[Stored entries]
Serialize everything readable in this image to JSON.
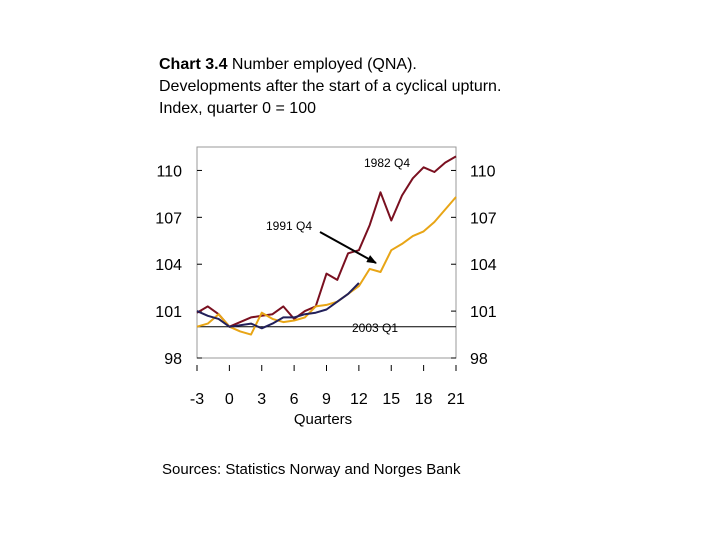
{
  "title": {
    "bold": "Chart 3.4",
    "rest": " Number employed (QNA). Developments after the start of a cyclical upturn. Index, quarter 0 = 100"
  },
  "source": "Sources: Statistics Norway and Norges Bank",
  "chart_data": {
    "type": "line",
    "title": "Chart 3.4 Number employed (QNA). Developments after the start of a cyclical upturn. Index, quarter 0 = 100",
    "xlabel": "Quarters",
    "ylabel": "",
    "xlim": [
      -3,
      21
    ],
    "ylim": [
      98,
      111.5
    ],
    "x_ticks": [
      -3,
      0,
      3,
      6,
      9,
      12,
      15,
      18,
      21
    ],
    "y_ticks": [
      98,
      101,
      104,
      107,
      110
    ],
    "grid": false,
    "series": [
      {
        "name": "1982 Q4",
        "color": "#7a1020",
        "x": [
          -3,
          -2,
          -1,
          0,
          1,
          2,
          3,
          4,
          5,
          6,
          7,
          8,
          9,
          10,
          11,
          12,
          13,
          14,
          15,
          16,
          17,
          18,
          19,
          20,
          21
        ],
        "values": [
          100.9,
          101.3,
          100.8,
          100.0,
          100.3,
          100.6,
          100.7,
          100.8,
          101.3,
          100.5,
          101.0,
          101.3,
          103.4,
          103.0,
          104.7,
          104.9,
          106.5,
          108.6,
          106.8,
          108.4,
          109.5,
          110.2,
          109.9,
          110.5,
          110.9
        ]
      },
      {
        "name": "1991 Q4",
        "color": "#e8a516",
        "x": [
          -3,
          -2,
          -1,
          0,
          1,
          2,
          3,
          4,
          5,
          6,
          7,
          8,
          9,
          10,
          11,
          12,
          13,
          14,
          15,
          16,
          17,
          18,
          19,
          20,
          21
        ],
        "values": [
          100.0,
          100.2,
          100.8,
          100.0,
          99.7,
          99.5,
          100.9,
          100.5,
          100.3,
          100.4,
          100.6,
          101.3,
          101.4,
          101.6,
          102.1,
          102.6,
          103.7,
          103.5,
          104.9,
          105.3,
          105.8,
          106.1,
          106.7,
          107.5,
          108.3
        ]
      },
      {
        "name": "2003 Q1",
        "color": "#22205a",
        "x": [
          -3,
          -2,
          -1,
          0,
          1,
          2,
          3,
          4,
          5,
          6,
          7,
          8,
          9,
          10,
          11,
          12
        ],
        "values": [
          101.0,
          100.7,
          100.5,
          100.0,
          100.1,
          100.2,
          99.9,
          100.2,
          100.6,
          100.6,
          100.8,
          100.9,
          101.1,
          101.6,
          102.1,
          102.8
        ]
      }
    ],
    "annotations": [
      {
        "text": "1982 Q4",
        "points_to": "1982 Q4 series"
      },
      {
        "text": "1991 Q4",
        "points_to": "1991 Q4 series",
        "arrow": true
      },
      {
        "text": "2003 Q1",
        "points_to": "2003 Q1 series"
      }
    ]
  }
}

...

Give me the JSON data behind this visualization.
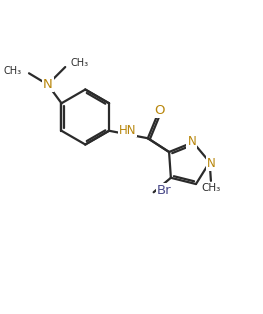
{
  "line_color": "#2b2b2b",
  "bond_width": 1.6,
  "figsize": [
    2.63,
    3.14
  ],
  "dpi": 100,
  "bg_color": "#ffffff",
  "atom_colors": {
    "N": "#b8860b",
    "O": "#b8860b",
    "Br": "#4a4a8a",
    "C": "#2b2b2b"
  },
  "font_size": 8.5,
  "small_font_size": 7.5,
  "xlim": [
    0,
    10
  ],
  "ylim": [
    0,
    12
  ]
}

* * *

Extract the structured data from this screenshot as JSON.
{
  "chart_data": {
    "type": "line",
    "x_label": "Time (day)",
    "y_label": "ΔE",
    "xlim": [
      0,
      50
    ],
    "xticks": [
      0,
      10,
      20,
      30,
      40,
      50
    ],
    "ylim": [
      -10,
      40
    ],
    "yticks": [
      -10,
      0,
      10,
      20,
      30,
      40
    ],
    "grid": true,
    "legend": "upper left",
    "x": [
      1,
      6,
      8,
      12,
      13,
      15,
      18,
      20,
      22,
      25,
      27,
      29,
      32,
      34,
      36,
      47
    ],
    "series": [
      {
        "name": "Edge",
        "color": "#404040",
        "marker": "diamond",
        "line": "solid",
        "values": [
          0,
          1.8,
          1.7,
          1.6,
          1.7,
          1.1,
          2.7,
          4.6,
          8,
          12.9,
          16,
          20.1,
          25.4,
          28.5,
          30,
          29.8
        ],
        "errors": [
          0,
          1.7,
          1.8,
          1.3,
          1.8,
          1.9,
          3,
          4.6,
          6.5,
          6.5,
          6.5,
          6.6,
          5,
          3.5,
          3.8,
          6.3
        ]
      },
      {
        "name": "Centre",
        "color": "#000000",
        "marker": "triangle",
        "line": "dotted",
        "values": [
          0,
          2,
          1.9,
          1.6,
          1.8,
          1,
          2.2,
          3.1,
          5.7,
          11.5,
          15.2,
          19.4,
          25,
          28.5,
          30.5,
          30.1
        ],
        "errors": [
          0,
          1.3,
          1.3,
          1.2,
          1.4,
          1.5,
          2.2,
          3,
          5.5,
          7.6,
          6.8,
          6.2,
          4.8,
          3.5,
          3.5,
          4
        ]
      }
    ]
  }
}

▶ [AIM OF THE EXERCISE] Identify the lines in the entries above that contain "this", then copy them out.

▶ [WRITTEN SOLUTION]
Serialize everything readable in this image to JSON.
Give me the JSON data behind this visualization.
Extract the structured data from this screenshot as JSON.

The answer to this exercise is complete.